EXERCISE DESCRIPTION:
From the material below, list every line containing "Paytm".

PROVIDED DATA:
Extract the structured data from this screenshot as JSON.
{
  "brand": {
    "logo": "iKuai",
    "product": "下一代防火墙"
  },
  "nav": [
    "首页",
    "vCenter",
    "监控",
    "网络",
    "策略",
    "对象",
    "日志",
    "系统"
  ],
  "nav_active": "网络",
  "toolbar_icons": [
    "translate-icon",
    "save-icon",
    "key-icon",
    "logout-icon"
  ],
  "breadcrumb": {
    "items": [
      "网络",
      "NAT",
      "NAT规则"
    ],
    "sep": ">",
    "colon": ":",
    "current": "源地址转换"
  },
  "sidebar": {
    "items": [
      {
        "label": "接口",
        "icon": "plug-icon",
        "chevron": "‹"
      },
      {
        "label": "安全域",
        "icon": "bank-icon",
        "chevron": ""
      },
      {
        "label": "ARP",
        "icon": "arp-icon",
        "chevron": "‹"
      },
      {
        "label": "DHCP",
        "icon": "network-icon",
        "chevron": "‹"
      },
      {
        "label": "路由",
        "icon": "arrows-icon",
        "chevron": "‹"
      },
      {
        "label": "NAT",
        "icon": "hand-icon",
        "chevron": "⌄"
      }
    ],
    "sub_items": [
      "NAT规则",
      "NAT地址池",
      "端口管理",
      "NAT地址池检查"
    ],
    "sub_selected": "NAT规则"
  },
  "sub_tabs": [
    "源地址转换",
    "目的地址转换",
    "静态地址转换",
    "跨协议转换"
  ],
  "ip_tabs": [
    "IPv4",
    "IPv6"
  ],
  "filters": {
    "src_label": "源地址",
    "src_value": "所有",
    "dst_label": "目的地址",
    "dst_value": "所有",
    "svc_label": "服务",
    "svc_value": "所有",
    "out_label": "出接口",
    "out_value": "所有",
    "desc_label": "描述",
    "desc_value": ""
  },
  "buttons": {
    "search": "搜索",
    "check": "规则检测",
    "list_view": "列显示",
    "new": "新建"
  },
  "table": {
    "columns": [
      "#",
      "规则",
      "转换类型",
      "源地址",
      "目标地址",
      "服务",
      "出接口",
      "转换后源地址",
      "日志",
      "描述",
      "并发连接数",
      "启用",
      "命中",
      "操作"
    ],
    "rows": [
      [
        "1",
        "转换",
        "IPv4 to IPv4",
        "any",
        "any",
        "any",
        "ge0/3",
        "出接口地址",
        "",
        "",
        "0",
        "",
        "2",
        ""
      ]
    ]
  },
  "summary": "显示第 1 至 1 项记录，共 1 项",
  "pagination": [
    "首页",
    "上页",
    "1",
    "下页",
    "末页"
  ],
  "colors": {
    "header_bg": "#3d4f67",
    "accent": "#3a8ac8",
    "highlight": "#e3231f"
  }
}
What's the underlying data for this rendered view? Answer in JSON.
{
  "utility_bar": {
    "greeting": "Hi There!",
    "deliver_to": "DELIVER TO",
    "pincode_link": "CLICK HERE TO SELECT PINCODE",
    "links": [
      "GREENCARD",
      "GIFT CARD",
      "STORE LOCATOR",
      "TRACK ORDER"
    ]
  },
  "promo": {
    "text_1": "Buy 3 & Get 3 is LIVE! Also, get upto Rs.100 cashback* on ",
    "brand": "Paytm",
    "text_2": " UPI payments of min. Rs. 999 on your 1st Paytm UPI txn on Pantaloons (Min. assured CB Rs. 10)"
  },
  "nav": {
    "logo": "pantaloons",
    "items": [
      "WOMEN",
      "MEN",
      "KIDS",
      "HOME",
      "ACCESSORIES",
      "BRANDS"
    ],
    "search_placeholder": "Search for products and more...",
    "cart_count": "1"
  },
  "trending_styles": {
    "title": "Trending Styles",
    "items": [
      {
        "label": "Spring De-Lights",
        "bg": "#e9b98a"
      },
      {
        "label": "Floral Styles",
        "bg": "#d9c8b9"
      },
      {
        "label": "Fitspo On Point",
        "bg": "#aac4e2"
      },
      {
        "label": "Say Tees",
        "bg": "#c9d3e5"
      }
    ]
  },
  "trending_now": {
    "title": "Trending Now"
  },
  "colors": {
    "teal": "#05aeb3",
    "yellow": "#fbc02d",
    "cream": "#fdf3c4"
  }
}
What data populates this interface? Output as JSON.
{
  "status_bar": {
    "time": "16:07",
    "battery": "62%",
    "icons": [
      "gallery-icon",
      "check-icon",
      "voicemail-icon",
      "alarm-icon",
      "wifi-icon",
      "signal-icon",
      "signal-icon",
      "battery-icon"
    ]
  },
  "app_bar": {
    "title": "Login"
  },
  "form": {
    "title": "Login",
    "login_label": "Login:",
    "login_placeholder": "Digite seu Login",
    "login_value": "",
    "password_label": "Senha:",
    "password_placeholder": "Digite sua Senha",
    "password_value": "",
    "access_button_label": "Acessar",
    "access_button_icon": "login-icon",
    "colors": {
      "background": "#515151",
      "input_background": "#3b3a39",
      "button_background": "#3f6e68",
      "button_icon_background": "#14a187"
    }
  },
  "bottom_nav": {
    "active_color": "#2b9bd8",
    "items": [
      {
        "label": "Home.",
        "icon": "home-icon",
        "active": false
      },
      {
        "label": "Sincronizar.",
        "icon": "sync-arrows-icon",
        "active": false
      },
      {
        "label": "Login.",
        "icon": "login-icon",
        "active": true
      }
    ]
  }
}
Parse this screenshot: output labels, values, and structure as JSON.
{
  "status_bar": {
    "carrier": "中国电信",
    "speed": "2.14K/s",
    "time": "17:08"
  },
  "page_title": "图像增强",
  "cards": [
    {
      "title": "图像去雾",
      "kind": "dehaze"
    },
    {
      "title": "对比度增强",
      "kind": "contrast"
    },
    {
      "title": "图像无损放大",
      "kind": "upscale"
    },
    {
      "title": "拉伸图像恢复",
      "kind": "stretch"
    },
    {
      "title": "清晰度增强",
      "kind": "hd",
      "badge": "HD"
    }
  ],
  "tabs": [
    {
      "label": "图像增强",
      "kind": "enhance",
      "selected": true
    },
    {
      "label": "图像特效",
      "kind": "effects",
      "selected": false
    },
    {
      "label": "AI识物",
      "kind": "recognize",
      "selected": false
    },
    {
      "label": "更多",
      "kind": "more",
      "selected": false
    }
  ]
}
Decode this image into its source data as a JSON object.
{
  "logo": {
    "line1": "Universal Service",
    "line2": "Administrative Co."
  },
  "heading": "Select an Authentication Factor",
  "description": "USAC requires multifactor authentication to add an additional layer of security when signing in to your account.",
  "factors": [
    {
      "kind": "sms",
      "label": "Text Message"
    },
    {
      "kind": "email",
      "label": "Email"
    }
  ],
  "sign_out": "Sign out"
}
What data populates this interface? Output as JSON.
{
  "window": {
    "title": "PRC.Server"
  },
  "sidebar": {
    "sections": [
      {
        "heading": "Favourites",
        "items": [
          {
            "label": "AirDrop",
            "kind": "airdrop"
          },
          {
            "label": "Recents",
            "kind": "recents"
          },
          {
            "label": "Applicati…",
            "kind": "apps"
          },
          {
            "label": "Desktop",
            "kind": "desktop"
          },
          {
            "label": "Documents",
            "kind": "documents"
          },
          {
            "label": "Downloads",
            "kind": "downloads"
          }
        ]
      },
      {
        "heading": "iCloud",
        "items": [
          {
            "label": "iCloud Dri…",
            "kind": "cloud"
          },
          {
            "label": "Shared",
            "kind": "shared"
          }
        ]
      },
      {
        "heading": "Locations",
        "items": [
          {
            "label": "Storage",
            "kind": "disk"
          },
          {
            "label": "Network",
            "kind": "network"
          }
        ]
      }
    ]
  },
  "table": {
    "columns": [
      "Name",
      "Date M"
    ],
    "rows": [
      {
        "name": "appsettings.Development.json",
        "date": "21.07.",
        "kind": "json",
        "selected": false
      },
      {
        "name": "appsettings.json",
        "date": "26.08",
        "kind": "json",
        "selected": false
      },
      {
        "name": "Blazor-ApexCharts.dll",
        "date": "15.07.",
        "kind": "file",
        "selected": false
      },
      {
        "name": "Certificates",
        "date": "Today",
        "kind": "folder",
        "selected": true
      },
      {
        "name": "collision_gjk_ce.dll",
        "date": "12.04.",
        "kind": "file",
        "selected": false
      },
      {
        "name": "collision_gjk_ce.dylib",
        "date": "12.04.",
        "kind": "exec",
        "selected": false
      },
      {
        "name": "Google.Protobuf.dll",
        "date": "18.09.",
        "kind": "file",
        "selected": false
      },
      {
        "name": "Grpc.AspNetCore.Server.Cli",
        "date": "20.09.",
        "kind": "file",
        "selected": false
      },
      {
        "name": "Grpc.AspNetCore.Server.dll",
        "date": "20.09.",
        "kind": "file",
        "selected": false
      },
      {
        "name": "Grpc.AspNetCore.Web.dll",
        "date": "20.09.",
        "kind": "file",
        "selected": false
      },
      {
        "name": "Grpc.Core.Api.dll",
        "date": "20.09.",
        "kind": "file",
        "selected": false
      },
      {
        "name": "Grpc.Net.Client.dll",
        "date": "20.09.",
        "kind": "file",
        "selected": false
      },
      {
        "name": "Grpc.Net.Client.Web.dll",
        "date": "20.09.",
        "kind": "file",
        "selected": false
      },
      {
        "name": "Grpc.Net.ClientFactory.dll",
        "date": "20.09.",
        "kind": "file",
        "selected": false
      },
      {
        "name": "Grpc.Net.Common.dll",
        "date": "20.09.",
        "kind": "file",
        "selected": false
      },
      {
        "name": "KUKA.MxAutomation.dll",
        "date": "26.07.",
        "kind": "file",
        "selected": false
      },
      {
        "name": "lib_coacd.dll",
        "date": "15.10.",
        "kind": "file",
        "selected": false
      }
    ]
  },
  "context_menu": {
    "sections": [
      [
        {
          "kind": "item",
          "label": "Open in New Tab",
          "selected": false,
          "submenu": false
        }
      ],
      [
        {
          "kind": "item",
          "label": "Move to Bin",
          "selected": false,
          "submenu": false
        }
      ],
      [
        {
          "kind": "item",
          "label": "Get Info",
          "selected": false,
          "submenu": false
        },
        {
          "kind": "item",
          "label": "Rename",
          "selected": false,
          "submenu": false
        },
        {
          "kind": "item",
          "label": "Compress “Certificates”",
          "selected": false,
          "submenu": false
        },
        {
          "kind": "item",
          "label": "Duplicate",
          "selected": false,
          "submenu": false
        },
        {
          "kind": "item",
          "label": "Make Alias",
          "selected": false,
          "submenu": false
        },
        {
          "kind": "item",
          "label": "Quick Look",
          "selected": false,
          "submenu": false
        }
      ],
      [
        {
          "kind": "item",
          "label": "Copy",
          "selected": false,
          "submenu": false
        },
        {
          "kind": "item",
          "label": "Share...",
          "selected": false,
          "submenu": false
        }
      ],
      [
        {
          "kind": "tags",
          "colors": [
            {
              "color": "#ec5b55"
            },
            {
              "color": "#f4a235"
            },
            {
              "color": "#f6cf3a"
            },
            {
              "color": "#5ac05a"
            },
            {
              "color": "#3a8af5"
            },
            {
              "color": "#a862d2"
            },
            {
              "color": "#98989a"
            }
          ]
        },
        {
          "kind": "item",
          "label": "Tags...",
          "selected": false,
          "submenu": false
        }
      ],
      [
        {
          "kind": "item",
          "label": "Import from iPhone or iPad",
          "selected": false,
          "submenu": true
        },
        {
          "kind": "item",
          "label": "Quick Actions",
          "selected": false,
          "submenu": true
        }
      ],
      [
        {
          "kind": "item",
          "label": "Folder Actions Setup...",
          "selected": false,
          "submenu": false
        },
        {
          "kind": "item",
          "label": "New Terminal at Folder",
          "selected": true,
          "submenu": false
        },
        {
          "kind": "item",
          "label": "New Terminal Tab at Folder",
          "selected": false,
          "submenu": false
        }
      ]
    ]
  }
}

CORRECT ANSWER:
    "brand": "Paytm",
    "text_2": " UPI payments of min. Rs. 999 on your 1st Paytm UPI txn on Pantaloons (Min. assured CB Rs. 10)"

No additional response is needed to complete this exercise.